Give the number of lines containing the word "зоне" and nothing more.

[BEGIN]

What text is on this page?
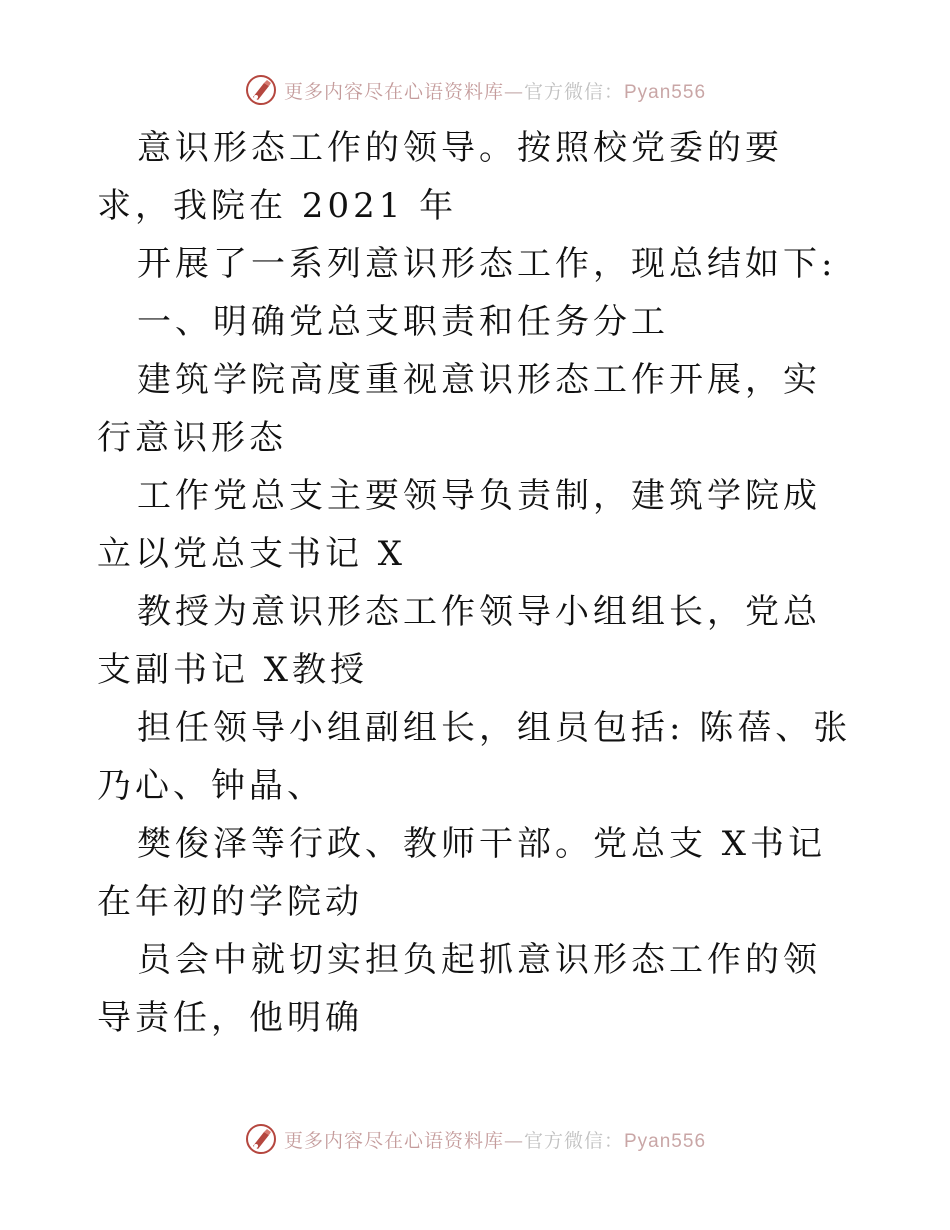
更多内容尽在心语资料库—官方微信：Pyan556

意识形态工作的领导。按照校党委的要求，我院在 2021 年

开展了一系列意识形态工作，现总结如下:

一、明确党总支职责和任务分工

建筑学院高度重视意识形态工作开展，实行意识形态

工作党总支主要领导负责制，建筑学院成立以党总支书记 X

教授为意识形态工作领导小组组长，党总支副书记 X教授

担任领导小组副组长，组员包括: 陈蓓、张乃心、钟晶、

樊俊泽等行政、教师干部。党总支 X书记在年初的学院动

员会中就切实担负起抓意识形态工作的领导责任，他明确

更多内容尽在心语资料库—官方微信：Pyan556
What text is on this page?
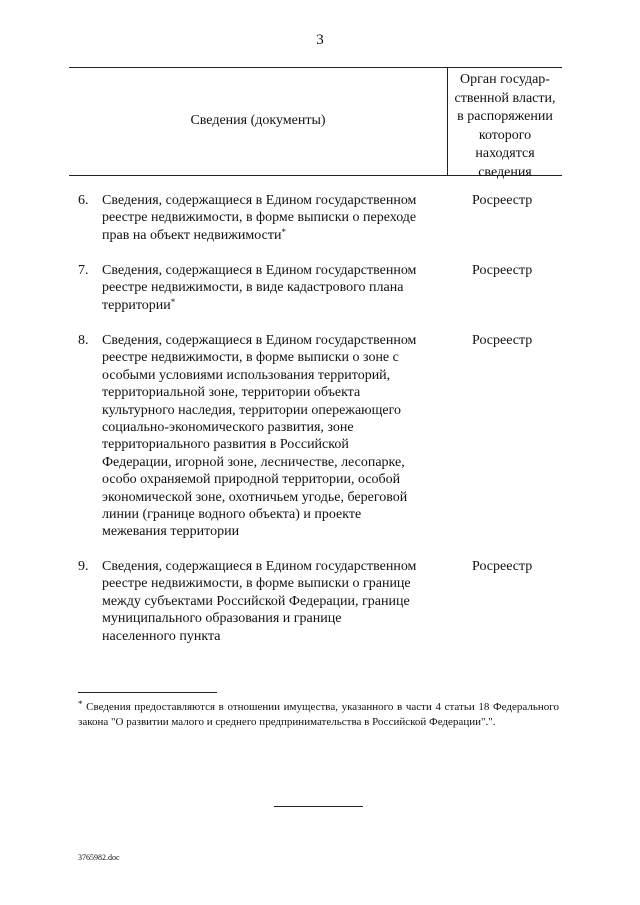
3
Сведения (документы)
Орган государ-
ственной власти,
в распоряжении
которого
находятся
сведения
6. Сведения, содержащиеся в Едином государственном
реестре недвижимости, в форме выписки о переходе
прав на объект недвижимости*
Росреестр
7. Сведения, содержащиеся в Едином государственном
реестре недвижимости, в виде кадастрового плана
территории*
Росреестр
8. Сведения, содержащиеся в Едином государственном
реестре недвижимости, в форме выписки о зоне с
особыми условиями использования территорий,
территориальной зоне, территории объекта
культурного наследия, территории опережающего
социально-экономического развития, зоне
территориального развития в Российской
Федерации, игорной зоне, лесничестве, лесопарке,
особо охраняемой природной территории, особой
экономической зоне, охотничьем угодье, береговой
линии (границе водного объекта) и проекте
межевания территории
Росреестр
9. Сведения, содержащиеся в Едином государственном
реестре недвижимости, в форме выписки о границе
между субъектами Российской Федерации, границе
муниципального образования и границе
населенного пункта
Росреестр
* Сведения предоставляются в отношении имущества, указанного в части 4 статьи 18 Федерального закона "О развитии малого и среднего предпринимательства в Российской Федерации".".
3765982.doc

[END]

◆ PROBLEM SOLUTION:
5